[Records]
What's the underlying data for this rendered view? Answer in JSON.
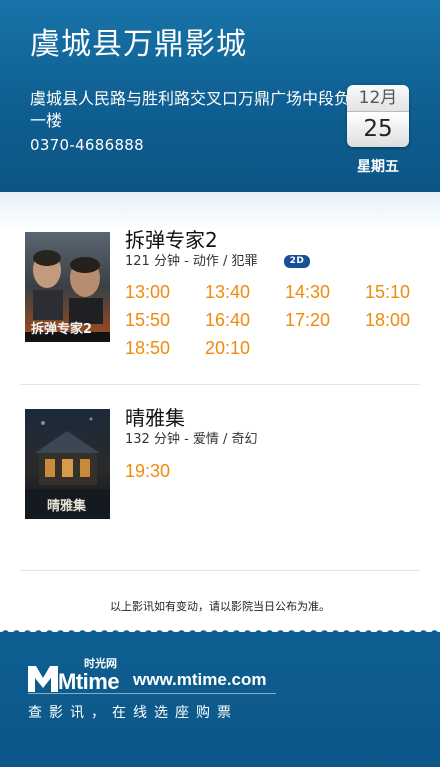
{
  "header": {
    "cinema_name": "虞城县万鼎影城",
    "address": "虞城县人民路与胜利路交叉口万鼎广场中段负一楼",
    "phone": "0370-4686888",
    "calendar": {
      "month": "12月",
      "day": "25",
      "weekday": "星期五"
    }
  },
  "movies": [
    {
      "title": "拆弹专家2",
      "info": "121 分钟 - 动作 / 犯罪",
      "format_badge": "2D",
      "poster_text": "拆弹专家2",
      "showtimes": [
        "13:00",
        "13:40",
        "14:30",
        "15:10",
        "15:50",
        "16:40",
        "17:20",
        "18:00",
        "18:50",
        "20:10"
      ]
    },
    {
      "title": "晴雅集",
      "info": "132 分钟 - 爱情 / 奇幻",
      "poster_text": "晴雅集",
      "showtimes": [
        "19:30"
      ]
    }
  ],
  "notice": "以上影讯如有变动，请以影院当日公布为准。",
  "footer": {
    "logo_cn": "时光网",
    "logo_en": "Mtime",
    "url": "www.mtime.com",
    "slogan": "查影讯，在线选座购票"
  },
  "colors": {
    "header_blue": "#0f5f92",
    "showtime_orange": "#f08a0c",
    "badge_blue": "#1a4f98"
  }
}
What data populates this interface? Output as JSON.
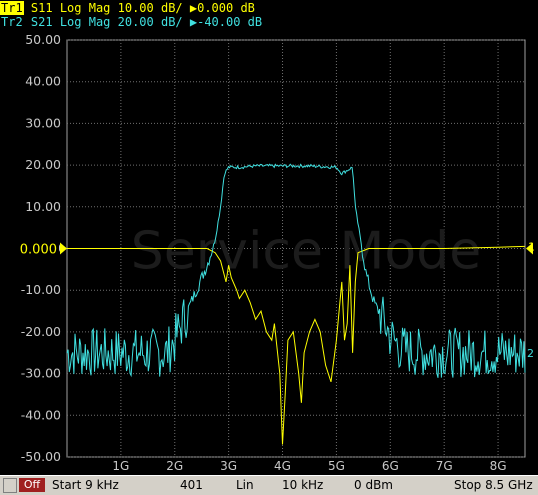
{
  "traces": [
    {
      "id_label": "Tr1",
      "text": "S11 Log Mag 10.00 dB/ ",
      "ref_marker": "▶",
      "ref_value": "0.000 dB",
      "color": "#ffff00"
    },
    {
      "id_label": "Tr2",
      "text": "S21 Log Mag 20.00 dB/ ",
      "ref_marker": "▶",
      "ref_value": "-40.00 dB",
      "color": "#40e0e0"
    }
  ],
  "watermark": "Service Mode",
  "ref_line_label": "0.000",
  "trace_end_labels": {
    "tr1": "1",
    "tr2": "2"
  },
  "chart_data": {
    "type": "line",
    "xlabel": "",
    "ylabel": "",
    "xlim": [
      9e-06,
      8.5
    ],
    "ylim": [
      -50,
      50
    ],
    "y_ticks": [
      "50.00",
      "40.00",
      "30.00",
      "20.00",
      "10.00",
      "0.000",
      "-10.00",
      "-20.00",
      "-30.00",
      "-40.00",
      "-50.00"
    ],
    "x_ticks": [
      "1G",
      "2G",
      "3G",
      "4G",
      "5G",
      "6G",
      "7G",
      "8G"
    ],
    "grid": true,
    "series": [
      {
        "name": "S11",
        "color": "#ffff00",
        "x": [
          0,
          2.6,
          2.75,
          2.85,
          2.95,
          3.0,
          3.05,
          3.15,
          3.2,
          3.3,
          3.4,
          3.5,
          3.6,
          3.7,
          3.8,
          3.85,
          3.95,
          4.0,
          4.05,
          4.1,
          4.2,
          4.3,
          4.35,
          4.4,
          4.5,
          4.6,
          4.7,
          4.8,
          4.9,
          5.0,
          5.1,
          5.15,
          5.2,
          5.25,
          5.3,
          5.35,
          5.4,
          5.5,
          5.6,
          6,
          7,
          8,
          8.5
        ],
        "y": [
          0,
          0,
          -1,
          -3,
          -8,
          -4,
          -7,
          -10,
          -12,
          -10,
          -13,
          -17,
          -15,
          -20,
          -22,
          -18,
          -30,
          -47,
          -35,
          -22,
          -20,
          -30,
          -37,
          -25,
          -20,
          -17,
          -20,
          -28,
          -32,
          -22,
          -8,
          -22,
          -18,
          -4,
          -25,
          -8,
          -1,
          -0.5,
          0,
          0,
          0,
          0.3,
          0.5
        ]
      },
      {
        "name": "S21",
        "color": "#40e0e0",
        "x": [
          0,
          0.5,
          1,
          1.5,
          1.85,
          2.0,
          2.2,
          2.4,
          2.6,
          2.75,
          2.85,
          2.92,
          3.0,
          3.2,
          3.5,
          4,
          4.5,
          5,
          5.1,
          5.3,
          5.35,
          5.45,
          5.55,
          5.7,
          5.9,
          6.0,
          6.2,
          6.5,
          7,
          7.5,
          8,
          8.5
        ],
        "y": [
          -25,
          -25,
          -25,
          -25,
          -25,
          -22,
          -16,
          -10,
          -4,
          2,
          10,
          18,
          19.5,
          19.5,
          19.8,
          19.8,
          19.8,
          19.5,
          18,
          19.5,
          10,
          2,
          -6,
          -13,
          -18,
          -21,
          -24,
          -25,
          -25,
          -25,
          -25,
          -25
        ],
        "noise": true
      }
    ]
  },
  "status_bar": {
    "off_label": "Off",
    "start": "Start 9 kHz",
    "points": "401",
    "sweep_type": "Lin",
    "ifbw": "10 kHz",
    "power": "0 dBm",
    "stop": "Stop 8.5 GHz"
  }
}
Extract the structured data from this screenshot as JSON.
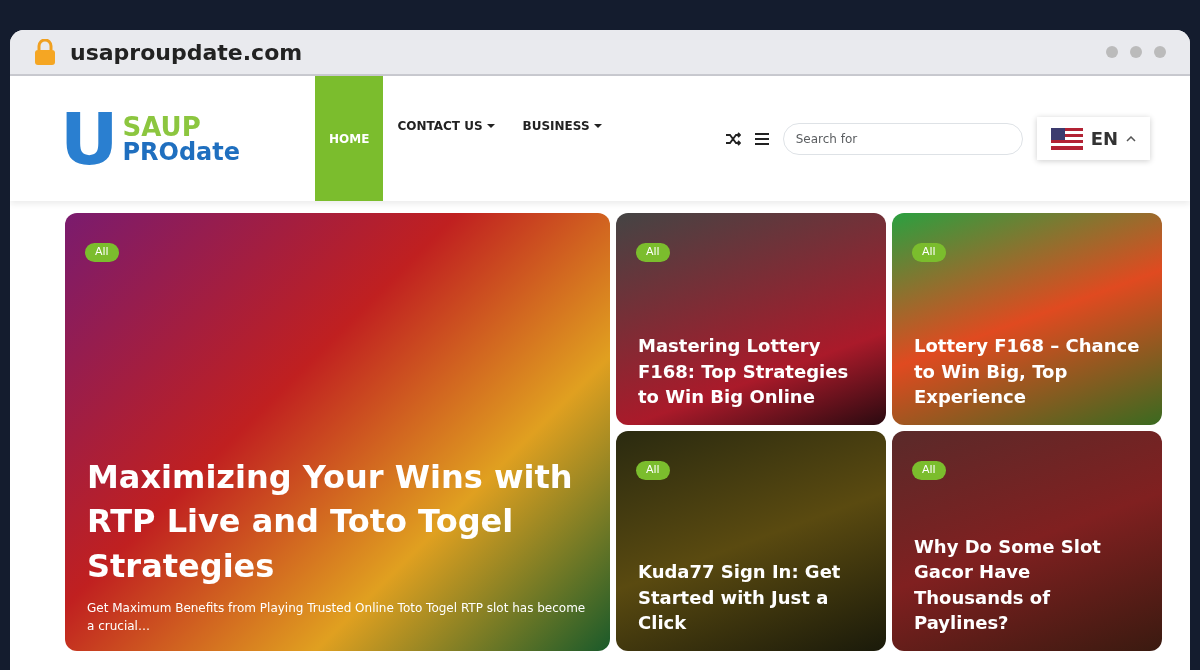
{
  "browser": {
    "url": "usaproupdate.com"
  },
  "logo": {
    "initial": "U",
    "top": "SAUP",
    "bottom": "PROdate"
  },
  "nav": [
    {
      "label": "HOME",
      "selected": true,
      "dropdown": false
    },
    {
      "label": "CONTACT US",
      "selected": false,
      "dropdown": true
    },
    {
      "label": "BUSINESS",
      "selected": false,
      "dropdown": true
    }
  ],
  "search": {
    "placeholder": "Search for"
  },
  "language": {
    "code": "EN"
  },
  "featured": {
    "badge": "All",
    "title": "Maximizing Your Wins with RTP Live and Toto Togel Strategies",
    "excerpt": "Get Maximum Benefits from Playing Trusted Online Toto Togel RTP slot has become a crucial…"
  },
  "posts": [
    {
      "badge": "All",
      "title": "Mastering Lottery F168: Top Strategies to Win Big Online"
    },
    {
      "badge": "All",
      "title": "Lottery F168 – Chance to Win Big, Top Experience"
    },
    {
      "badge": "All",
      "title": "Kuda77 Sign In: Get Started with Just a Click"
    },
    {
      "badge": "All",
      "title": "Why Do Some Slot Gacor Have Thousands of Paylines?"
    }
  ]
}
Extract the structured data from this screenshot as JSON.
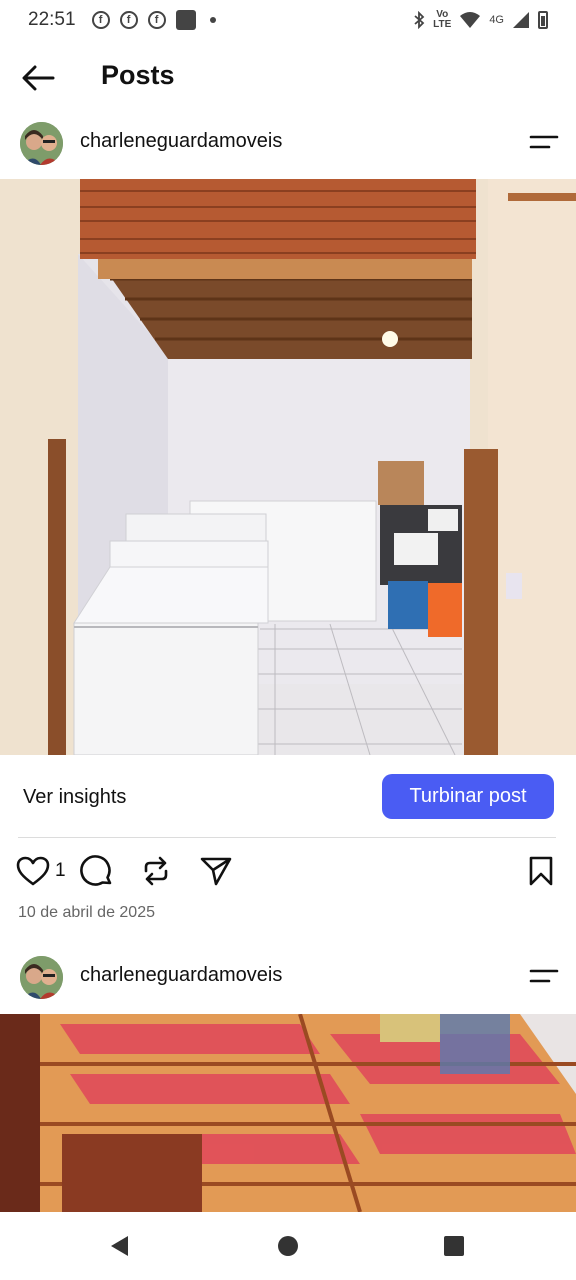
{
  "status_bar": {
    "time": "22:51",
    "network": "4G",
    "volte_line1": "Vo",
    "volte_line2": "LTE",
    "icons": [
      "facebook-icon",
      "facebook-icon",
      "facebook-icon",
      "photo-icon",
      "dot-icon",
      "bluetooth-icon",
      "volte-icon",
      "wifi-icon",
      "signal-icon",
      "battery-icon"
    ]
  },
  "header": {
    "title": "Posts",
    "back_icon": "arrow-left-icon"
  },
  "posts": [
    {
      "username": "charleneguardamoveis",
      "insights_label": "Ver insights",
      "boost_label": "Turbinar post",
      "likes": "1",
      "date": "10 de abril de 2025"
    },
    {
      "username": "charleneguardamoveis"
    }
  ],
  "colors": {
    "accent": "#4a5cf3",
    "text": "#111111",
    "muted": "#666666"
  },
  "nav_bar": {
    "icons": [
      "back-triangle-icon",
      "home-circle-icon",
      "recents-square-icon"
    ]
  }
}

Written problem: Within the entries above, how many lines contain "Online"? Respond with the number only.

Output: 2